**List of tasks**
1. In the Bangalore relocation thread, rewrite the paragraph beginning "My Office is in Rajaji Nagar" as a short bulleted list that keeps its main facts.
2. List every username that appears as a post header in the Bangalore relocation thread.
3. Copy word for word the part of the Bangalore relocation thread between "My Office is" and "be a problem.", inclusive.

**Text excerpt**
## Start
My Office is in Rajaji Nagar, anyone familier with this area? I have found a P.G there but with 3 boys sharing which is crowded so I m open for other options. My date of joining is October 10th while I will be reaching Bangalore on October 5th. I need the phone number of you guys living close to this area, if you are living on rent then let me know & I will try to live there on rent.

Unlike Delhi, I will have my bike in Bangalore within 1st week of landing there so at least this time commutation won't be a problem. 

So, how much has bangalore changed? What should I keep in mind if I am coming to bangalore now?


----------



## karmanya (Sep 26, 2008)

Lol. 
Wel, I haven't been to bangalore much, but in my experience, transportation is always a problem, even with your personal vehicle.


----------



## RCuber (Sep 26, 2008)

karmanya said:


> transportation is always a problem, even with your personal vehicle.


What transportation problem?


----------



## krazzy (Sep 26, 2008)

LOOOL! gx_saurav designing UI for Apple products! Ab yahi dekhna baaki reh gaya tha.


----------



## a_k_s_h_a_y (Sep 26, 2008)
## End
**Records supplied**
## Start
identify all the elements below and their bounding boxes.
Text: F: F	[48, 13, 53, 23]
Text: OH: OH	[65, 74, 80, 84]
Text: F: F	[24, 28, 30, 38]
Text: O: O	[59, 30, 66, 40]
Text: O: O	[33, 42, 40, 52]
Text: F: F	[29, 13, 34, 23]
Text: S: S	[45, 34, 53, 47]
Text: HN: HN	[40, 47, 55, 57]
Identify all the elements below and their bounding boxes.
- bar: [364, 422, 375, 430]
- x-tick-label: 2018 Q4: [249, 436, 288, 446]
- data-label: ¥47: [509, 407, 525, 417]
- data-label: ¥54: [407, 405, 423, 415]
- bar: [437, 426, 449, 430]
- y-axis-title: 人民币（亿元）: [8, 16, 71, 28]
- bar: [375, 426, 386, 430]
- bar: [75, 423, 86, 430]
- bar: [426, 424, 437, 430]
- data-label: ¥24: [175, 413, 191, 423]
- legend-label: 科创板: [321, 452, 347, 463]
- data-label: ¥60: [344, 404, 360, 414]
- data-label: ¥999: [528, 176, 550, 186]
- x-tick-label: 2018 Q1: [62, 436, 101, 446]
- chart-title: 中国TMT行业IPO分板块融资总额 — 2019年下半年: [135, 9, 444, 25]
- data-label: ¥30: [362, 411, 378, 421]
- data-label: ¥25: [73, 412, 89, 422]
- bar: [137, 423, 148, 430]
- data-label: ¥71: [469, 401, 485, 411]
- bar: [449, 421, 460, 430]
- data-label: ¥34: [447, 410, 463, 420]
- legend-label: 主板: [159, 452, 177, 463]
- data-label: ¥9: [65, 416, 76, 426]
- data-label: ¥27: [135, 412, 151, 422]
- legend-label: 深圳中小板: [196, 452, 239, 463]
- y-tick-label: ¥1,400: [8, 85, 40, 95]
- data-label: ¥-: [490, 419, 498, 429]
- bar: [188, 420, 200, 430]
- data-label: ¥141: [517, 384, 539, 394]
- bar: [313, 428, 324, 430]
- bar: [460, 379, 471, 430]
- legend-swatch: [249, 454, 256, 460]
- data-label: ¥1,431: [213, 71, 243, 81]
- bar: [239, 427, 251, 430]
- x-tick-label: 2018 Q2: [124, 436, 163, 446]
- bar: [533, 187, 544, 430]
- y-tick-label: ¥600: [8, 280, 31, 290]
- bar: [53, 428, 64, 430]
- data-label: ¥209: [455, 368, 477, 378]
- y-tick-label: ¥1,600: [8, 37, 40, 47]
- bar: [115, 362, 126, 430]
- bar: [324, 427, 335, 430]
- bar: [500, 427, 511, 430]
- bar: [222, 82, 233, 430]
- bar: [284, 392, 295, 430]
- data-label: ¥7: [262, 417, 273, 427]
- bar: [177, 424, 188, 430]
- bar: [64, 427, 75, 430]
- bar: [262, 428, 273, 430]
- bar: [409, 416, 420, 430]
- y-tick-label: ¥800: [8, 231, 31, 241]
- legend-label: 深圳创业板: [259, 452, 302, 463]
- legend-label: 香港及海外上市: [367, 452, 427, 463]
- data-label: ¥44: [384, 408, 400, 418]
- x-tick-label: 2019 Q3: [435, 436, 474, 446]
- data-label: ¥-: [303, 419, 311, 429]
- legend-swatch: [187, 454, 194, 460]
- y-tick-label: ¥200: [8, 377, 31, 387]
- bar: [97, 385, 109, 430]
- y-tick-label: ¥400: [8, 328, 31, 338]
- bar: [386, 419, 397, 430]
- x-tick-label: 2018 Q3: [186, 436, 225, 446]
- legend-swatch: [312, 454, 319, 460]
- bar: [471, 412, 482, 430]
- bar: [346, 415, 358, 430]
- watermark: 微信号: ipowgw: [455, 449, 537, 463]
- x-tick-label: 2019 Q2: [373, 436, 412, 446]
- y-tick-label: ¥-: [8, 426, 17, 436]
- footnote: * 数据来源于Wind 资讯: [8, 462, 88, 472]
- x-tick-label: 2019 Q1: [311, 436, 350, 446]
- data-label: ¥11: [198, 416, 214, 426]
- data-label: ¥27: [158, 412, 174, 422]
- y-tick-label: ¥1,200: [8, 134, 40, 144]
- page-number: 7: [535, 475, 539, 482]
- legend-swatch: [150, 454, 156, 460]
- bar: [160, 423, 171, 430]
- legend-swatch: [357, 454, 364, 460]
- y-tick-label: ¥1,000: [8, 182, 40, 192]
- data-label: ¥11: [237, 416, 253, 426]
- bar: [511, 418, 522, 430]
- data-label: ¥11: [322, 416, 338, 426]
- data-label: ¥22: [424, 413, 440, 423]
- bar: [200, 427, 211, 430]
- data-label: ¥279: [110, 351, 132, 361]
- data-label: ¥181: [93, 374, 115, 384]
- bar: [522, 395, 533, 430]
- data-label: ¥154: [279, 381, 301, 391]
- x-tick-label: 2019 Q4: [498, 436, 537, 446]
## End
**Responses per task**
1.
- The office is in Rajaji Nagar, and the poster asks whether anyone knows the area.
- A P.G. has been found there, but three boys would share it. That is crowded, so the poster is open to other options.
- Arrival in Bangalore is on October 5, and the joining date is October 10.
- The poster wants phone numbers from people living near the area and would try to rent where they live if they are renting.

2.
- karmanya
- RCuber
- krazzy
- a_k_s_h_a_y

3.
My Office is in Rajaji Nagar, anyone familier with this area? I have found a P.G there but with 3 boys sharing which is crowded so I m open for other options. My date of joining is October 10th while I will be reaching Bangalore on October 5th. I need the phone number of you guys living close to this area, if you are living on rent then let me know & I will try to live there on rent.

Unlike Delhi, I will have my bike in Bangalore within 1st week of landing there so at least this time commutation won't be a problem.